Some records
········
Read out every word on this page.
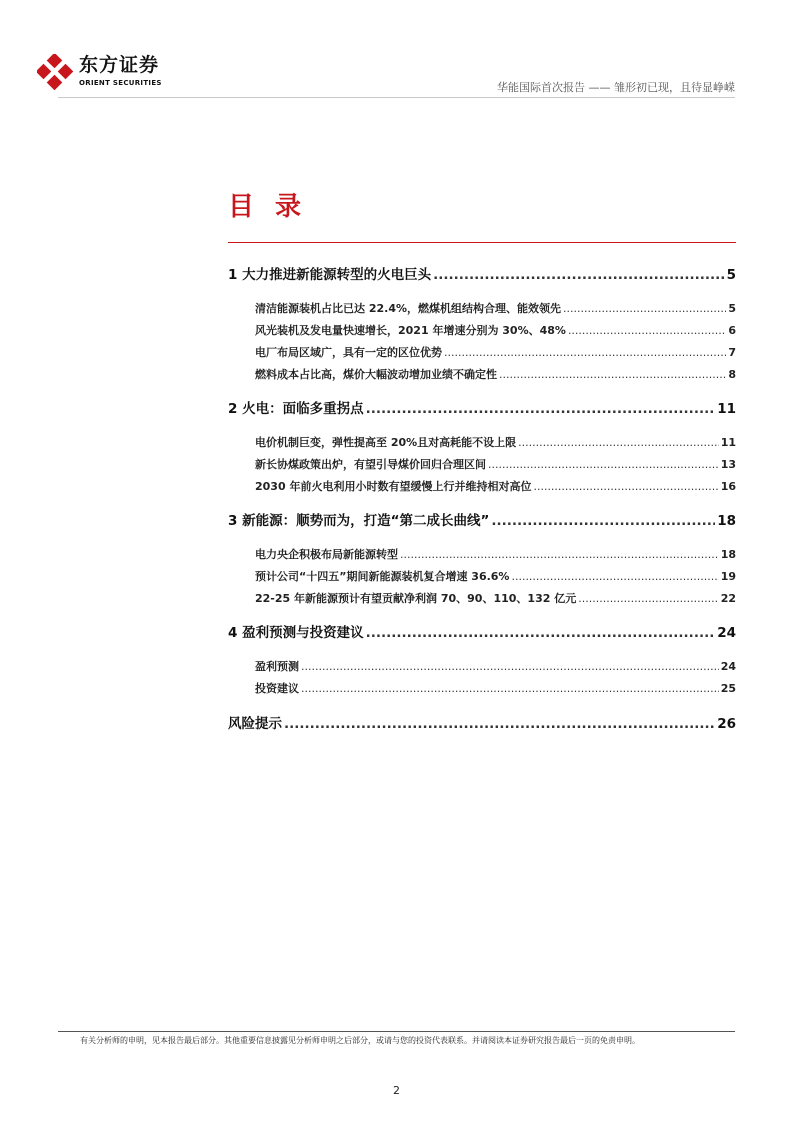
东方证券
ORIENT SECURITIES	华能国际首次报告 —— 雏形初已现，且待显峥嵘
目 录
1 大力推进新能源转型的火电巨头 .....	5
清洁能源装机占比已达 22.4%，燃煤机组结构合理、能效领先 .....	5
风光装机及发电量快速增长，2021 年增速分别为 30%、48% .....	6
电厂布局区域广，具有一定的区位优势 .....	7
燃料成本占比高，煤价大幅波动增加业绩不确定性 .....	8
2 火电：面临多重拐点 .....	11
电价机制巨变，弹性提高至 20%且对高耗能不设上限 .....	11
新长协煤政策出炉，有望引导煤价回归合理区间 .....	13
2030 年前火电利用小时数有望缓慢上行并维持相对高位 .....	16
3 新能源：顺势而为，打造“第二成长曲线” .....	18
电力央企积极布局新能源转型 .....	18
预计公司“十四五”期间新能源装机复合增速 36.6% .....	19
22-25 年新能源预计有望贡献净利润 70、90、110、132 亿元 .....	22
4 盈利预测与投资建议 .....	24
盈利预测 .....	24
投资建议 .....	25
风险提示 .....	26
有关分析师的申明，见本报告最后部分。其他重要信息披露见分析师申明之后部分，或请与您的投资代表联系。并请阅读本证券研究报告最后一页的免责申明。
2
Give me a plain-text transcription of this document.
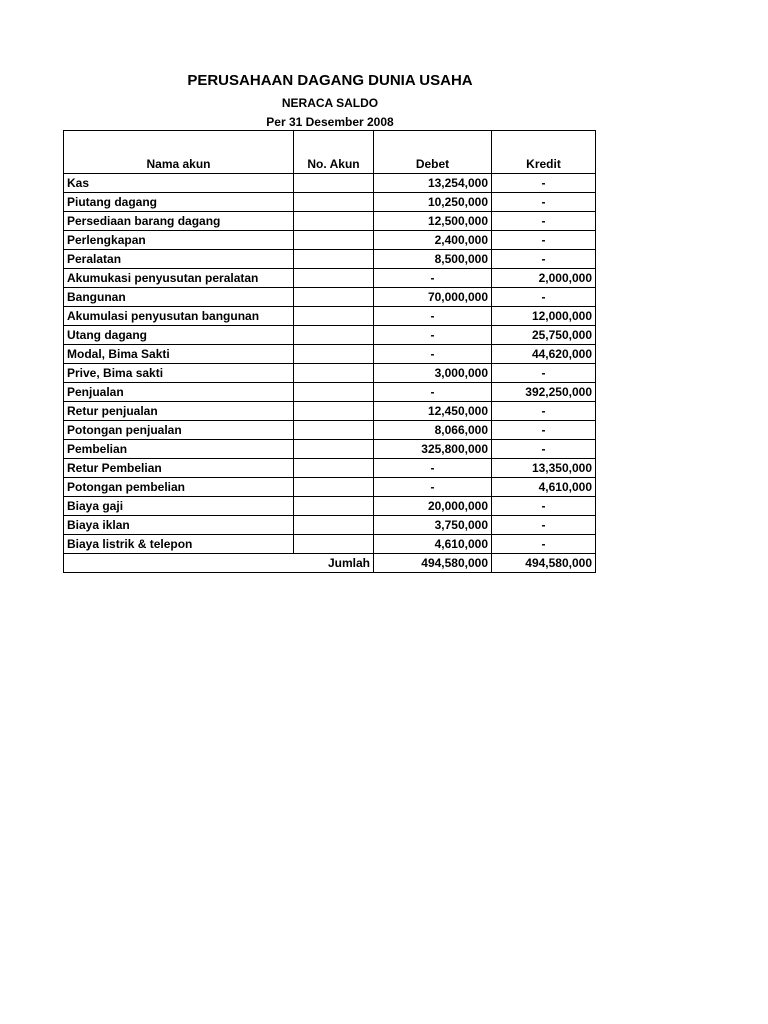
PERUSAHAAN DAGANG DUNIA USAHA
NERACA SALDO
Per 31 Desember 2008
Nama akun	No. Akun	Debet	Kredit
Kas		13,254,000	-
Piutang dagang		10,250,000	-
Persediaan barang dagang		12,500,000	-
Perlengkapan		2,400,000	-
Peralatan		8,500,000	-
Akumukasi penyusutan peralatan		-	2,000,000
Bangunan		70,000,000	-
Akumulasi penyusutan bangunan		-	12,000,000
Utang dagang		-	25,750,000
Modal, Bima Sakti		-	44,620,000
Prive, Bima sakti		3,000,000	-
Penjualan		-	392,250,000
Retur penjualan		12,450,000	-
Potongan penjualan		8,066,000	-
Pembelian		325,800,000	-
Retur Pembelian		-	13,350,000
Potongan pembelian		-	4,610,000
Biaya gaji		20,000,000	-
Biaya iklan		3,750,000	-
Biaya listrik & telepon		4,610,000	-
Jumlah		494,580,000	494,580,000
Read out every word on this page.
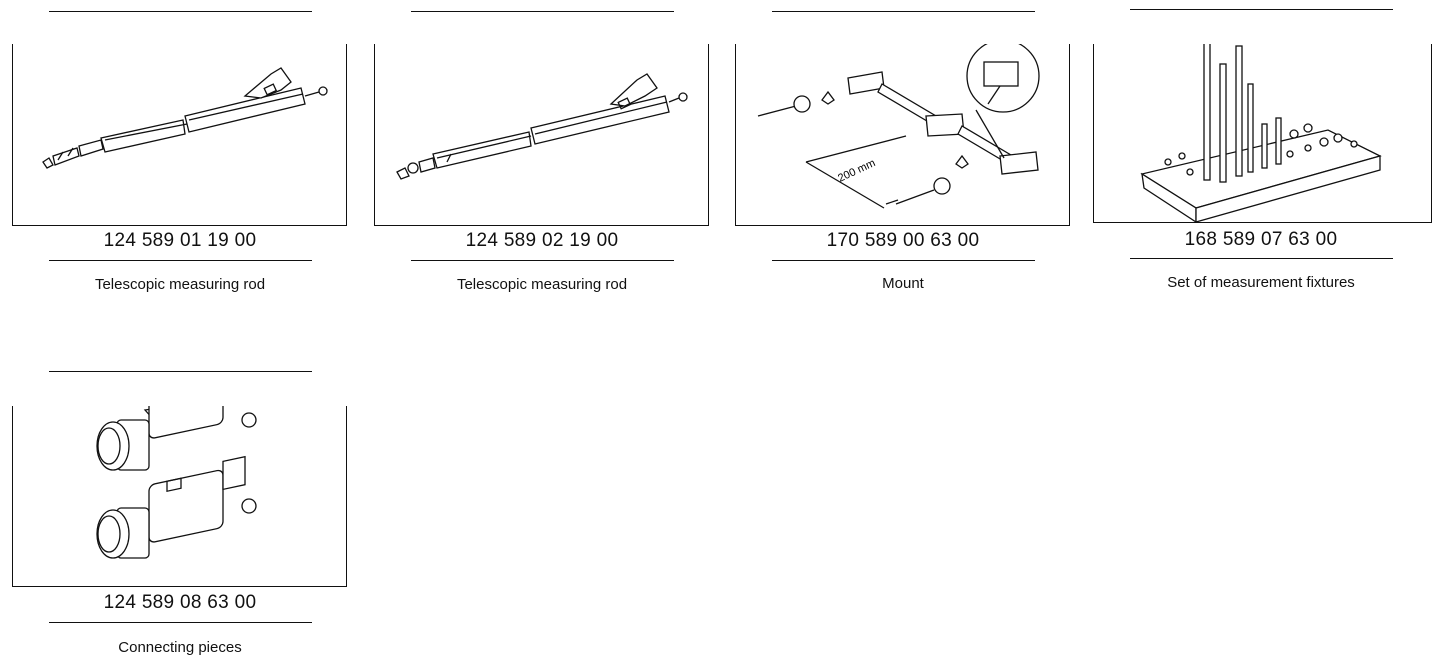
124 589 01 19 00
Telescopic measuring rod
124 589 02 19 00
Telescopic measuring rod
200 mm
170 589 00 63 00
Mount
168 589 07 63 00
Set of measurement fixtures
124 589 08 63 00
Connecting pieces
········
Your answer should be one number: how many lines in the material above contain the string "Retur".

2